**Direction**
Copy exactly the stretch of lines from the one holding "Give me a plain-text" through the last line of the data below, inclusive. Leave out pictures.

+++++

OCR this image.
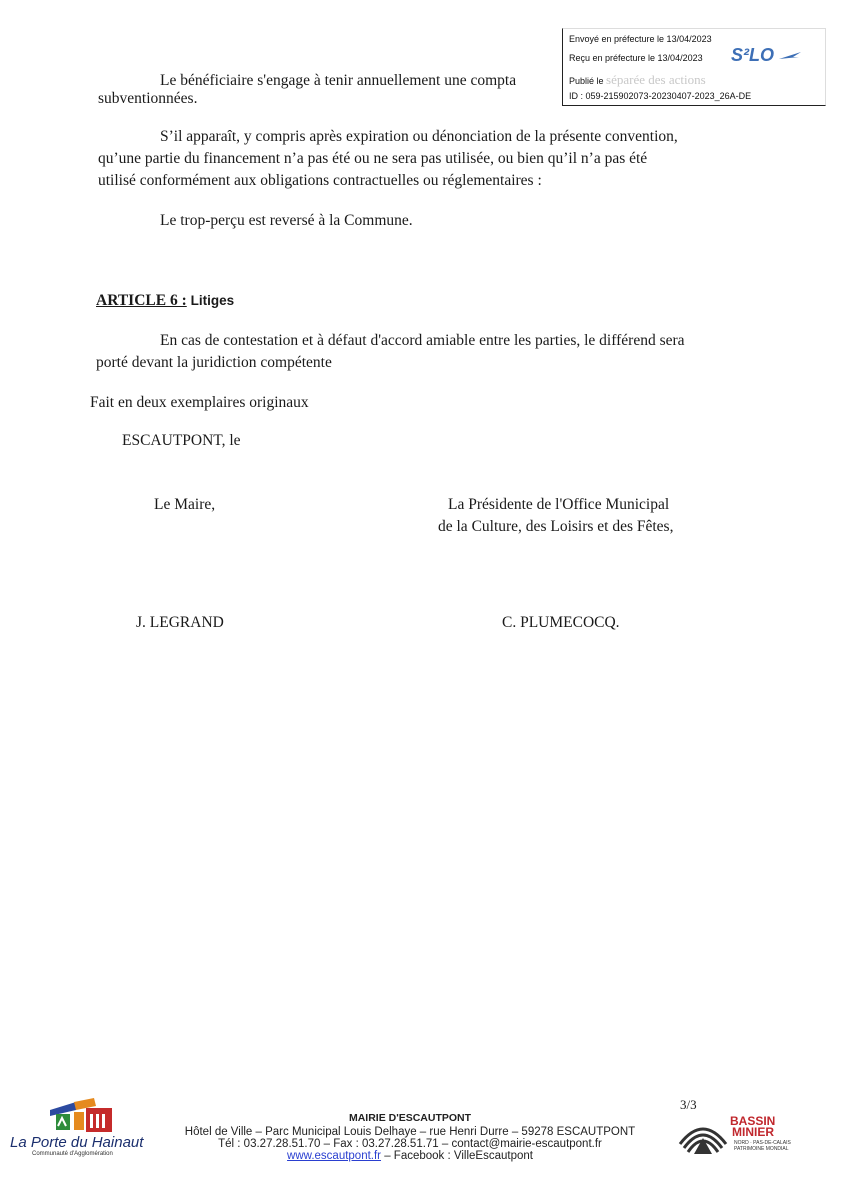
Envoyé en préfecture le 13/04/2023
Reçu en préfecture le 13/04/2023
Publié le séparée des actions
ID : 059-215902073-20230407-2023_26A-DE
S²LO
Le bénéficiaire s'engage à tenir annuellement une compta
subventionnées.
S’il apparaît, y compris après expiration ou dénonciation de la présente convention,
qu’une partie du financement n’a pas été ou ne sera pas utilisée, ou bien qu’il n’a pas été
utilisé conformément aux obligations contractuelles ou réglementaires :
Le trop-perçu est reversé à la Commune.
ARTICLE 6 : Litiges
En cas de contestation et à défaut d'accord amiable entre les parties, le différend sera
porté devant la juridiction compétente
Fait en deux exemplaires originaux
ESCAUTPONT, le
Le Maire,	La Présidente de l'Office Municipal
de la Culture, des Loisirs et des Fêtes,
J. LEGRAND	C. PLUMECOCQ.
La Porte du Hainaut
Communauté d'Agglomération
MAIRIE D'ESCAUTPONT
Hôtel de Ville – Parc Municipal Louis Delhaye – rue Henri Durre – 59278 ESCAUTPONT
Tél : 03.27.28.51.70 – Fax : 03.27.28.51.71 – contact@mairie-escautpont.fr
www.escautpont.fr – Facebook : VilleEscautpont
3/3
BASSIN
MINIER
NORD · PAS-DE-CALAIS
PATRIMOINE MONDIAL
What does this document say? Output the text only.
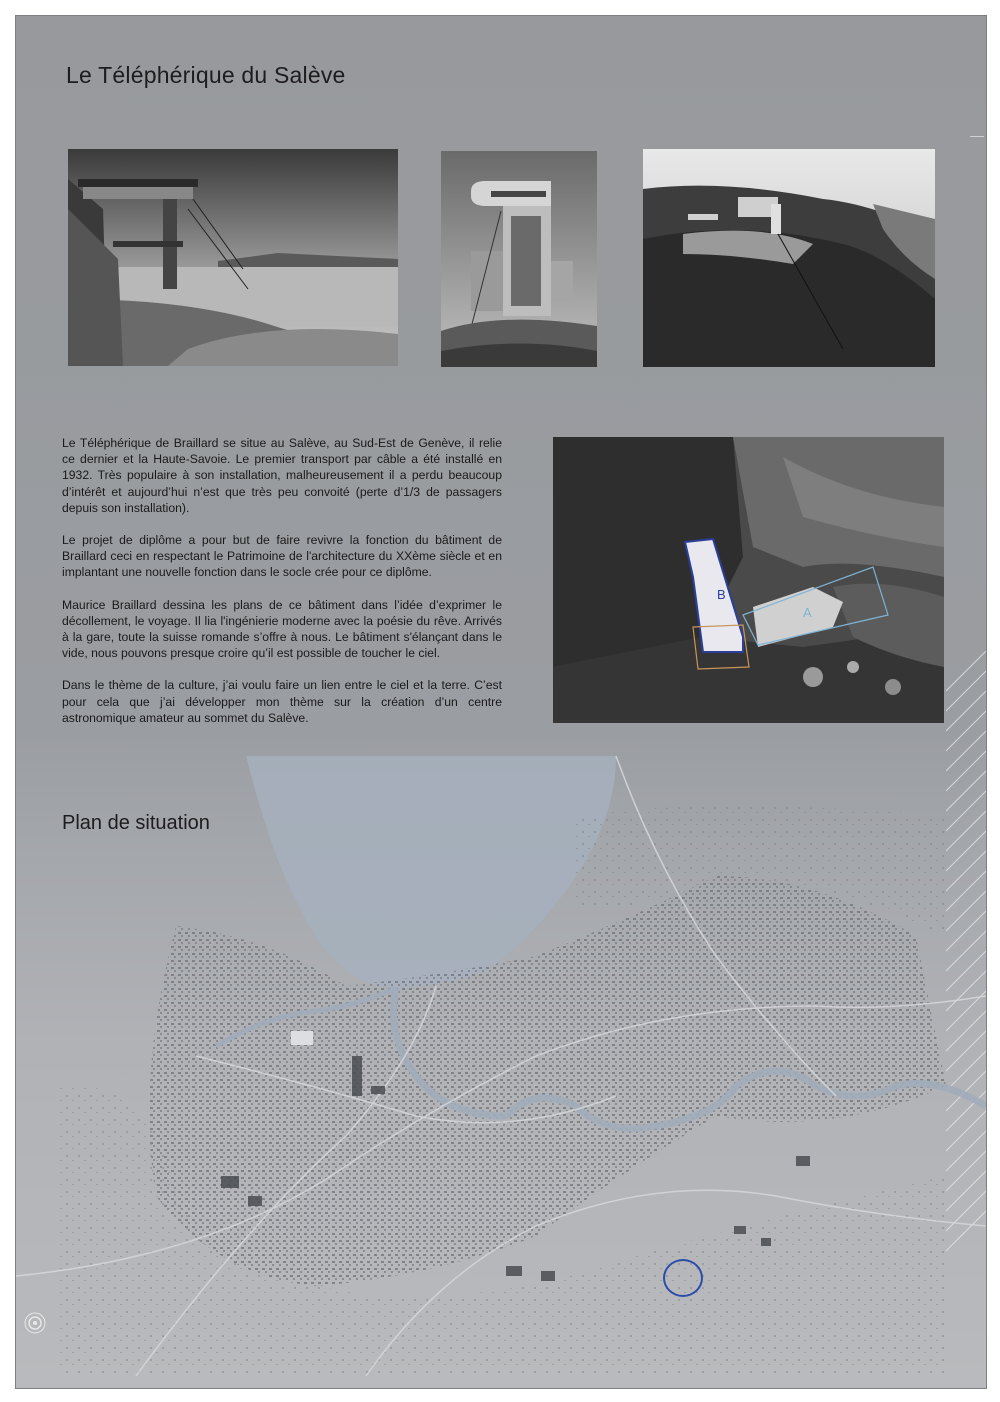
Le Téléphérique du Salève

Le Téléphérique de Braillard se situe au Salève, au Sud-Est de Genève, il relie ce dernier et la Haute-Savoie. Le premier transport par câble a été installé en 1932. Très populaire à son installation, malheureusement il a perdu beaucoup d’intérêt et aujourd’hui n’est que très peu convoité (perte d’1/3 de passagers depuis son installation).

Le projet de diplôme a pour but de faire revivre la fonction du bâtiment de Braillard ceci en respectant le Patrimoine de l'architecture du XXème siècle et en implantant une nouvelle fonction dans le socle crée pour ce diplôme.

Maurice Braillard dessina les plans de ce bâtiment dans l’idée d’exprimer le décollement, le voyage. Il lia l'ingénierie moderne avec la poésie du rêve. Arrivés à la gare, toute la suisse romande s’offre à nous. Le bâtiment s'élançant dans le vide, nous pouvons presque croire qu’il est possible de toucher le ciel.

Dans le thème de la culture, j’ai voulu faire un lien entre le ciel et la terre. C’est pour cela que j’ai développer mon thème sur la création d’un centre astronomique amateur au sommet du Salève.

B
A
Plan de situation
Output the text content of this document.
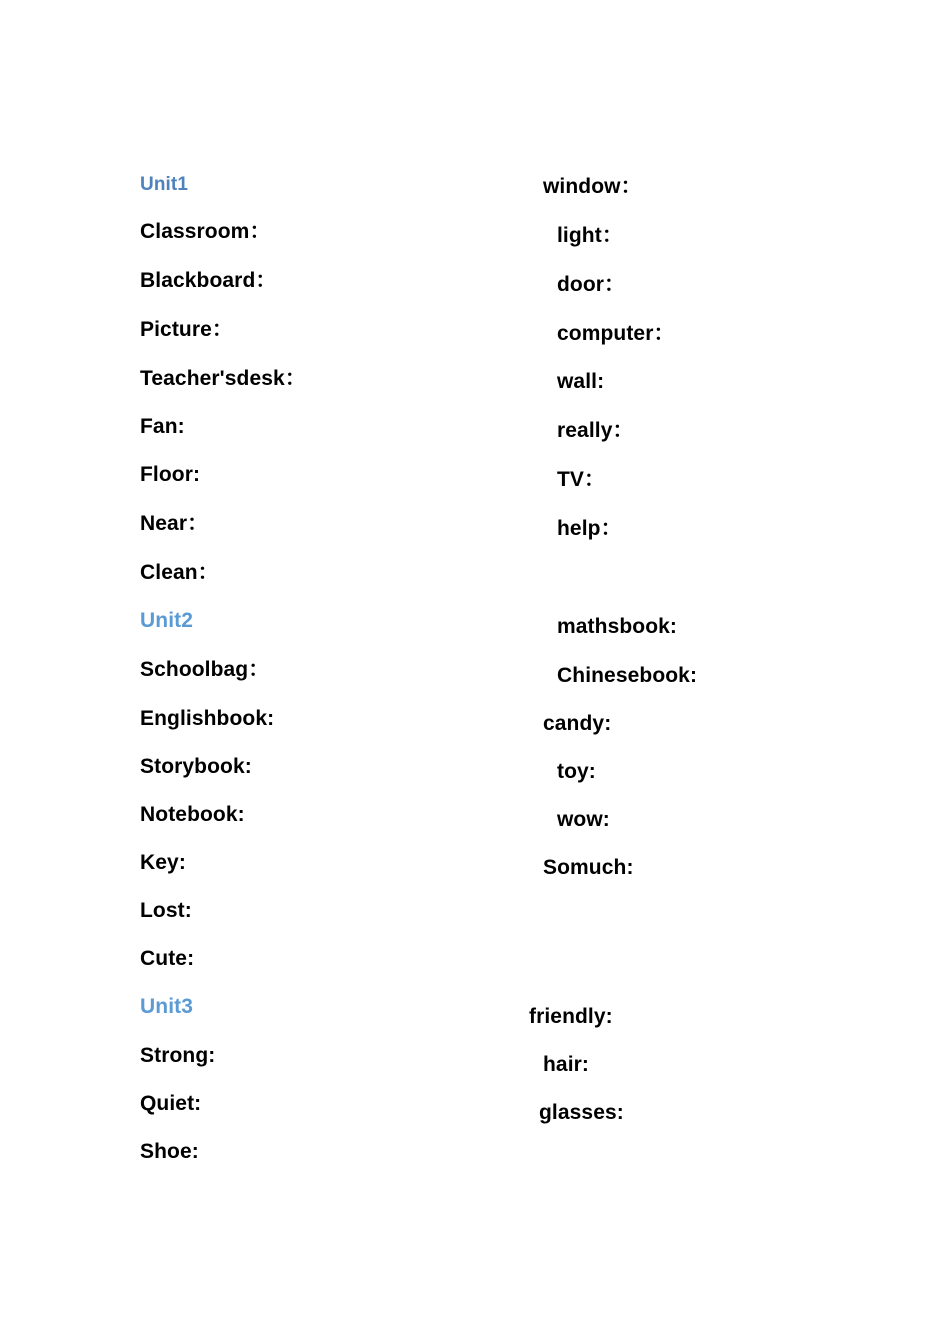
Unit1
Classroom：
Blackboard：
Picture：
Teacher'sdesk：
Fan:
Floor:
Near：
Clean：
Unit2
Schoolbag：
Englishbook:
Storybook:
Notebook:
Key:
Lost:
Cute:
Unit3
Strong:
Quiet:
Shoe:
window：
light：
door：
computer：
wall:
really：
TV：
help：
mathsbook:
Chinesebook:
candy:
toy:
wow:
Somuch:
friendly:
hair:
glasses:
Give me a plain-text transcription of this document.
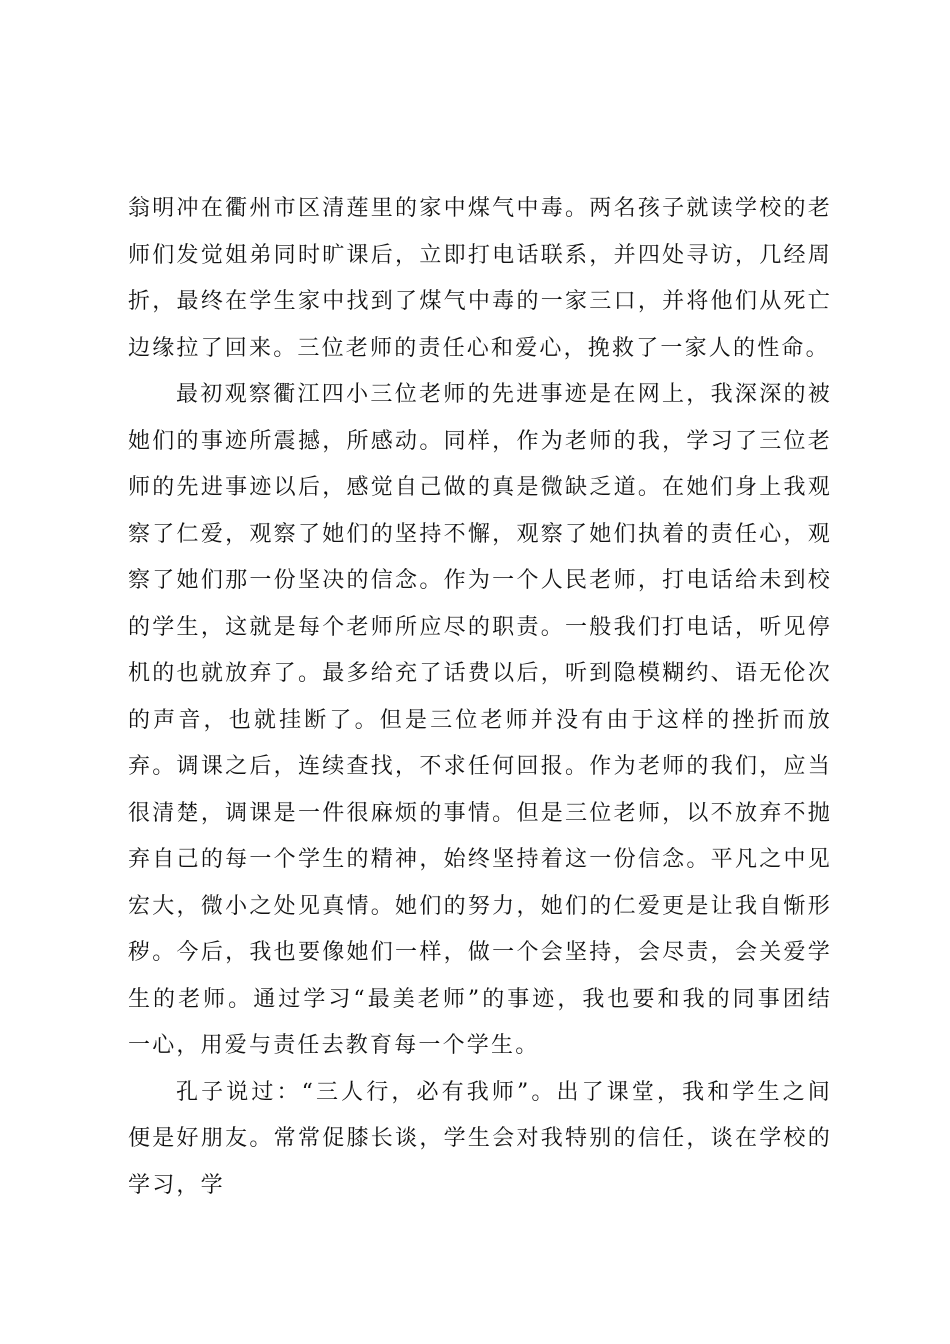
翁明冲在衢州市区清莲里的家中煤气中毒。两名孩子就读学校的老师们发觉姐弟同时旷课后，立即打电话联系，并四处寻访，几经周折，最终在学生家中找到了煤气中毒的一家三口，并将他们从死亡边缘拉了回来。三位老师的责任心和爱心，挽救了一家人的性命。

最初观察衢江四小三位老师的先进事迹是在网上，我深深的被她们的事迹所震撼，所感动。同样，作为老师的我，学习了三位老师的先进事迹以后，感觉自己做的真是微缺乏道。在她们身上我观察了仁爱，观察了她们的坚持不懈，观察了她们执着的责任心，观察了她们那一份坚决的信念。作为一个人民老师，打电话给未到校的学生，这就是每个老师所应尽的职责。一般我们打电话，听见停机的也就放弃了。最多给充了话费以后，听到隐模糊约、语无伦次的声音，也就挂断了。但是三位老师并没有由于这样的挫折而放弃。调课之后，连续查找，不求任何回报。作为老师的我们，应当很清楚，调课是一件很麻烦的事情。但是三位老师，以不放弃不抛弃自己的每一个学生的精神，始终坚持着这一份信念。平凡之中见宏大，微小之处见真情。她们的努力，她们的仁爱更是让我自惭形秽。今后，我也要像她们一样，做一个会坚持，会尽责，会关爱学生的老师。通过学习“最美老师”的事迹，我也要和我的同事团结一心，用爱与责任去教育每一个学生。

孔子说过：“三人行，必有我师”。出了课堂，我和学生之间便是好朋友。常常促膝长谈，学生会对我特别的信任，谈在学校的学习，学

+++++

**The completed task**
Give me a plain-text transcription of this document.
翁明冲在衢州市区清莲里的家中煤气中毒。两名孩子就读学校的老师们发觉姐弟同时旷课后，立即打电话联系，并四处寻访，几经周折，最终在学生家中找到了煤气中毒的一家三口，并将他们从死亡边缘拉了回来。三位老师的责任心和爱心，挽救了一家人的性命。

最初观察衢江四小三位老师的先进事迹是在网上，我深深的被她们的事迹所震撼，所感动。同样，作为老师的我，学习了三位老师的先进事迹以后，感觉自己做的真是微缺乏道。在她们身上我观察了仁爱，观察了她们的坚持不懈，观察了她们执着的责任心，观察了她们那一份坚决的信念。作为一个人民老师，打电话给未到校的学生，这就是每个老师所应尽的职责。一般我们打电话，听见停机的也就放弃了。最多给充了话费以后，听到隐模糊约、语无伦次的声音，也就挂断了。但是三位老师并没有由于这样的挫折而放弃。调课之后，连续查找，不求任何回报。作为老师的我们，应当很清楚，调课是一件很麻烦的事情。但是三位老师，以不放弃不抛弃自己的每一个学生的精神，始终坚持着这一份信念。平凡之中见宏大，微小之处见真情。她们的努力，她们的仁爱更是让我自惭形秽。今后，我也要像她们一样，做一个会坚持，会尽责，会关爱学生的老师。通过学习“最美老师”的事迹，我也要和我的同事团结一心，用爱与责任去教育每一个学生。

孔子说过：“三人行，必有我师”。出了课堂，我和学生之间便是好朋友。常常促膝长谈，学生会对我特别的信任，谈在学校的学习，学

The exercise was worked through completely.